*Brief*.
Report each line of the data that has "Siehe" somewhere in it.

## start Supplied records

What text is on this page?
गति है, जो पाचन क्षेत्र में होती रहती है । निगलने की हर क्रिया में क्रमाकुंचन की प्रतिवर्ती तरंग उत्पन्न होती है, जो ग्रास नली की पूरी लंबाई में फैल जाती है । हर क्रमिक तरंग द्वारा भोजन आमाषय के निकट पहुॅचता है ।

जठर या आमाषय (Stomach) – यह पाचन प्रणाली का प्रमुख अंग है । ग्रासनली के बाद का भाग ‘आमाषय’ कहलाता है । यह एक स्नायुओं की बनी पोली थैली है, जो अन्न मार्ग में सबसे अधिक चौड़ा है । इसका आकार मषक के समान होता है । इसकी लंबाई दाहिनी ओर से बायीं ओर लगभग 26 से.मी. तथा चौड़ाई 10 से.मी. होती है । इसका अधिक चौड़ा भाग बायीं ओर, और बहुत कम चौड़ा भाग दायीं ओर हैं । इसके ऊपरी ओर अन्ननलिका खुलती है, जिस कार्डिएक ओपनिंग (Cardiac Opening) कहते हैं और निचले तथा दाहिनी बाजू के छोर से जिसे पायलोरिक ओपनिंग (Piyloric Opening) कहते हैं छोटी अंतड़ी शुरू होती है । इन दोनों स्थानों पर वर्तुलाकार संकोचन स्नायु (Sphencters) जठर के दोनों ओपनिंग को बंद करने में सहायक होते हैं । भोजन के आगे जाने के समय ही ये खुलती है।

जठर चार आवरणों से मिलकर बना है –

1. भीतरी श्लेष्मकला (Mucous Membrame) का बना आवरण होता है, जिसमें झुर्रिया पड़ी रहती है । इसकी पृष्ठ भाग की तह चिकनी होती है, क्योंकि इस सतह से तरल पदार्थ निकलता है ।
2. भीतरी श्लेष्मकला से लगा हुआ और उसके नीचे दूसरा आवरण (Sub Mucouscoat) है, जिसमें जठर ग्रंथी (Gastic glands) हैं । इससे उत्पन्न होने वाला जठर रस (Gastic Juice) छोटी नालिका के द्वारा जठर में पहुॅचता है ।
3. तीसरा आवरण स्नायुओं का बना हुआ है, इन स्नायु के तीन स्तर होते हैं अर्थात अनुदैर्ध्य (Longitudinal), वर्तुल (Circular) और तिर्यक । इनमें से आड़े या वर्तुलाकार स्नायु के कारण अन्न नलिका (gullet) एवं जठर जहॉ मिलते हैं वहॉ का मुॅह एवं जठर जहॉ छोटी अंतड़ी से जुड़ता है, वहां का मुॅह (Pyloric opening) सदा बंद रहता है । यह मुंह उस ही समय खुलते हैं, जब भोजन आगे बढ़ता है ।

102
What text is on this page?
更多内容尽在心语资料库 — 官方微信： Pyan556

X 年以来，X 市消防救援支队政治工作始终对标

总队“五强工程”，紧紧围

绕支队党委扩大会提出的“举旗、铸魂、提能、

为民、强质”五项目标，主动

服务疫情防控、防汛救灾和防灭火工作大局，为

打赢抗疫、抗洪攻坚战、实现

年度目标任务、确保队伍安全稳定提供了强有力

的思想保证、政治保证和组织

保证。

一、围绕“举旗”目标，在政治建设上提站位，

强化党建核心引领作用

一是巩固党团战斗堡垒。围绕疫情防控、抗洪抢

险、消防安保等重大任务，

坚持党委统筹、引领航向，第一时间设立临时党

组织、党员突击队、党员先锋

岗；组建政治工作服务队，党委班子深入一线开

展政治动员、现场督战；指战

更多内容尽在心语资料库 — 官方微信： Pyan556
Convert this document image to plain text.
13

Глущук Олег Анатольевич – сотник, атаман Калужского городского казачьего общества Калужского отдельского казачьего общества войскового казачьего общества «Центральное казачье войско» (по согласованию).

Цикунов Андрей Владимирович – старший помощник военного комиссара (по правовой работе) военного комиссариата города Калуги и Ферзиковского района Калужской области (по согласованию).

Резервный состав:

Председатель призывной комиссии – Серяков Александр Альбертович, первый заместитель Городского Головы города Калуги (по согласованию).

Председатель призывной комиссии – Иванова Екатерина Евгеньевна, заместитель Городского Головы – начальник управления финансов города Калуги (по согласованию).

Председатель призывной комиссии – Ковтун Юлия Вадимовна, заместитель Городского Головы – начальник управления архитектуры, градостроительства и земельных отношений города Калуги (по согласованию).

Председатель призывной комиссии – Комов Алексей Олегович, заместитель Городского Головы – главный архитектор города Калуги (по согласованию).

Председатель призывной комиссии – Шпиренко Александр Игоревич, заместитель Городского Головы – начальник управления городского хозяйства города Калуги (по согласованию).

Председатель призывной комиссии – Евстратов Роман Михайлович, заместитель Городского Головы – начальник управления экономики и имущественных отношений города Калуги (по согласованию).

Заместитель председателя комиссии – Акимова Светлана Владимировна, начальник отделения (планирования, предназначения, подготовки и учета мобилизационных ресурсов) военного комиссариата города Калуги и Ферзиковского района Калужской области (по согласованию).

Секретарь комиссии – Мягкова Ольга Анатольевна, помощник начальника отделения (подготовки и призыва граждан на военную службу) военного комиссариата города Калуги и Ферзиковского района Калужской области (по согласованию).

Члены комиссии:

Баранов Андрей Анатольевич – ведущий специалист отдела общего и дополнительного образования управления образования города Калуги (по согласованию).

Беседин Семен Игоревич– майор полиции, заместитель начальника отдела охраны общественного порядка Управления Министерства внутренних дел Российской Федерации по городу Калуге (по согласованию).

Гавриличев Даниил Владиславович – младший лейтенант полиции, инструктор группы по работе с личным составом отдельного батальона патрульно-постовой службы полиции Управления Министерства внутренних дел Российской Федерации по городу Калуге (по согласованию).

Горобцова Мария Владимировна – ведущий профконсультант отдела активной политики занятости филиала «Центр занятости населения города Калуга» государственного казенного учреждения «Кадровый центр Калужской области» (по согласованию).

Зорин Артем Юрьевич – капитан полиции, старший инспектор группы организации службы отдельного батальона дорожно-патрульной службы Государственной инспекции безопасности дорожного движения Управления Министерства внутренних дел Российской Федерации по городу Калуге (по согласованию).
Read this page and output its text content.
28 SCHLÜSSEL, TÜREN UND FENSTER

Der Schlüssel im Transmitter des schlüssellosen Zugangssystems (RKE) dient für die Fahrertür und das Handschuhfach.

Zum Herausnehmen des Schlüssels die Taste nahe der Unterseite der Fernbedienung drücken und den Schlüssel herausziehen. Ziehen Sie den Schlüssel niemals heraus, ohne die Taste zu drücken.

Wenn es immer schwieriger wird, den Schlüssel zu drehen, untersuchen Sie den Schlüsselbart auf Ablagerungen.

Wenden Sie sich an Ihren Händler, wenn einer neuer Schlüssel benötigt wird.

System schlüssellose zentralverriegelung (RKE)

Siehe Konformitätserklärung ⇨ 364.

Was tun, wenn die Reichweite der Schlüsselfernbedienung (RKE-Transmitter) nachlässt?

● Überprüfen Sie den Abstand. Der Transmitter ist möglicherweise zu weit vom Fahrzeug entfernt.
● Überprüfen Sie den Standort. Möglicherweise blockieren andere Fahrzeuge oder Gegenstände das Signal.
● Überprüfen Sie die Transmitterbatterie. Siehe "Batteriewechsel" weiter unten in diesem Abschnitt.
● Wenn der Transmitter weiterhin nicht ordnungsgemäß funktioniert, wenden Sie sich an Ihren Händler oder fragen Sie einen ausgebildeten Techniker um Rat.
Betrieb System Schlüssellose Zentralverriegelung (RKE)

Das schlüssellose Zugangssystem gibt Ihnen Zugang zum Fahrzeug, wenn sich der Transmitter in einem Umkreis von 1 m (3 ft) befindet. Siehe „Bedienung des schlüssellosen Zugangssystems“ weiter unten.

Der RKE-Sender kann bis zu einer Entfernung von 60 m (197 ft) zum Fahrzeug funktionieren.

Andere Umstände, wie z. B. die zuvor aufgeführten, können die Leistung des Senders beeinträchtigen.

## end Supplied records

*Solved exercise*.
Siehe Konformitätserklärung ⇨ 364.
● Überprüfen Sie die Transmitterbatterie. Siehe "Batteriewechsel" weiter unten in diesem Abschnitt.
Das schlüssellose Zugangssystem gibt Ihnen Zugang zum Fahrzeug, wenn sich der Transmitter in einem Umkreis von 1 m (3 ft) befindet. Siehe „Bedienung des schlüssellosen Zugangssystems“ weiter unten.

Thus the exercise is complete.